AIM OF THE EXERCISE. Identify the lines bearing the string "tournament" and gather them.

STORED RECORDS.
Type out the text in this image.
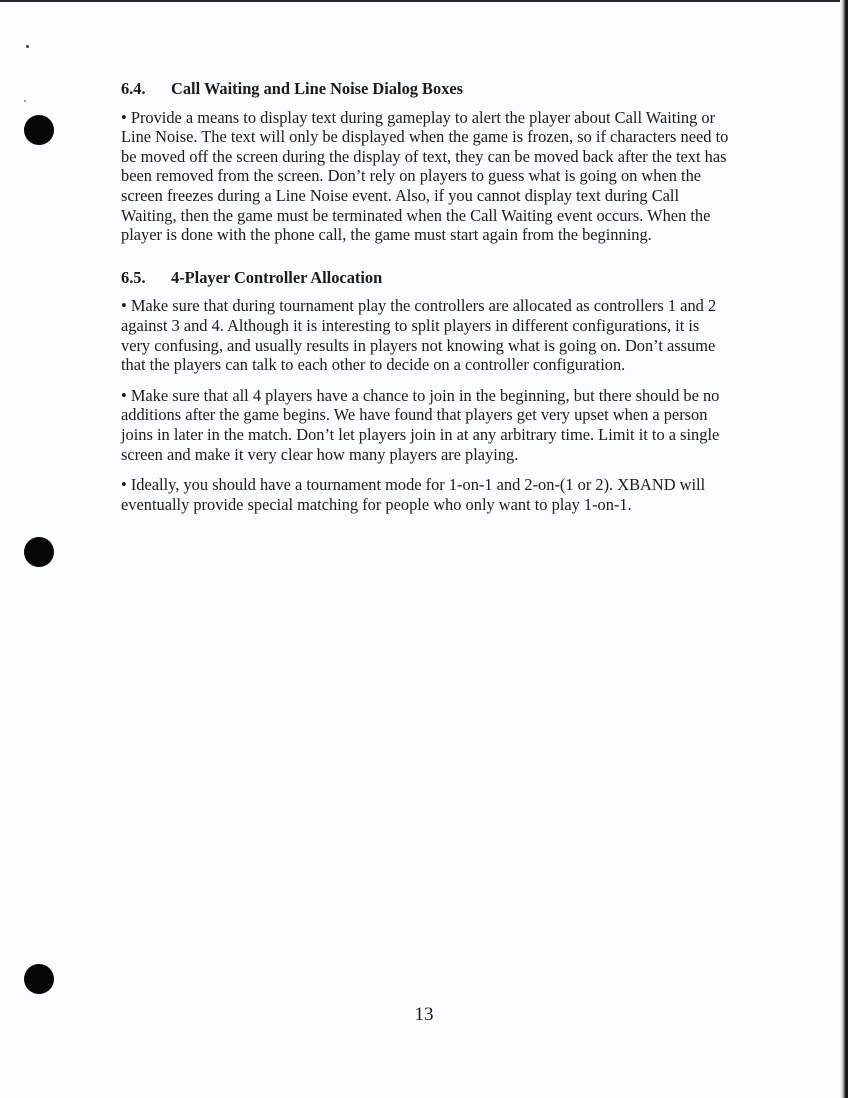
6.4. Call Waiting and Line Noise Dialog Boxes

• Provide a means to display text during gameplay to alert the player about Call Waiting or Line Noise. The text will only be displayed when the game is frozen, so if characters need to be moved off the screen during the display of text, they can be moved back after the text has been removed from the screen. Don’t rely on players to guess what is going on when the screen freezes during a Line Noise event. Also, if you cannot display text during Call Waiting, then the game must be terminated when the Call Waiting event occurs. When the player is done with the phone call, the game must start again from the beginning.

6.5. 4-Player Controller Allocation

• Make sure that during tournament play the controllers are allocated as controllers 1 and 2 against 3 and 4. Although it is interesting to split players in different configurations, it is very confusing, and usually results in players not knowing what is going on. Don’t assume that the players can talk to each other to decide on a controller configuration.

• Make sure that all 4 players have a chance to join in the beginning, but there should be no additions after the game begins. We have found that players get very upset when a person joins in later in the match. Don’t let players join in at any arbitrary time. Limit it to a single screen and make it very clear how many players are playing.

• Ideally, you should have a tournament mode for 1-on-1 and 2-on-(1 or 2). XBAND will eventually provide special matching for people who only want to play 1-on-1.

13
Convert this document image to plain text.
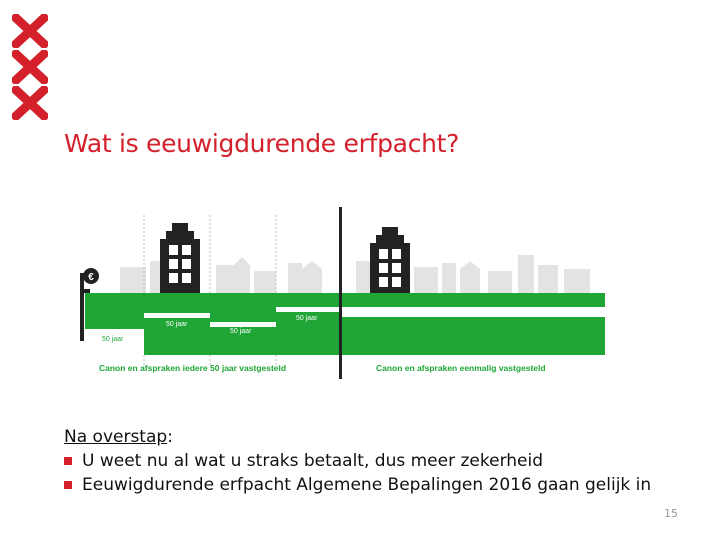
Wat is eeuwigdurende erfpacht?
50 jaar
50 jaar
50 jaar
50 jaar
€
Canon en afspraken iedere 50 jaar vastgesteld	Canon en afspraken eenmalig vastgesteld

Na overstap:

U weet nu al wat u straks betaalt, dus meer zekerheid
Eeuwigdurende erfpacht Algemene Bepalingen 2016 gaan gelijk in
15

RESULT OF THE TASK.
• Make sure that during tournament play the controllers are allocated as controllers 1 and 2 against 3 and 4. Although it is interesting to split players in different configurations, it is very confusing, and usually results in players not knowing what is going on. Don’t assume that the players can talk to each other to decide on a controller configuration.
• Ideally, you should have a tournament mode for 1-on-1 and 2-on-(1 or 2). XBAND will eventually provide special matching for people who only want to play 1-on-1.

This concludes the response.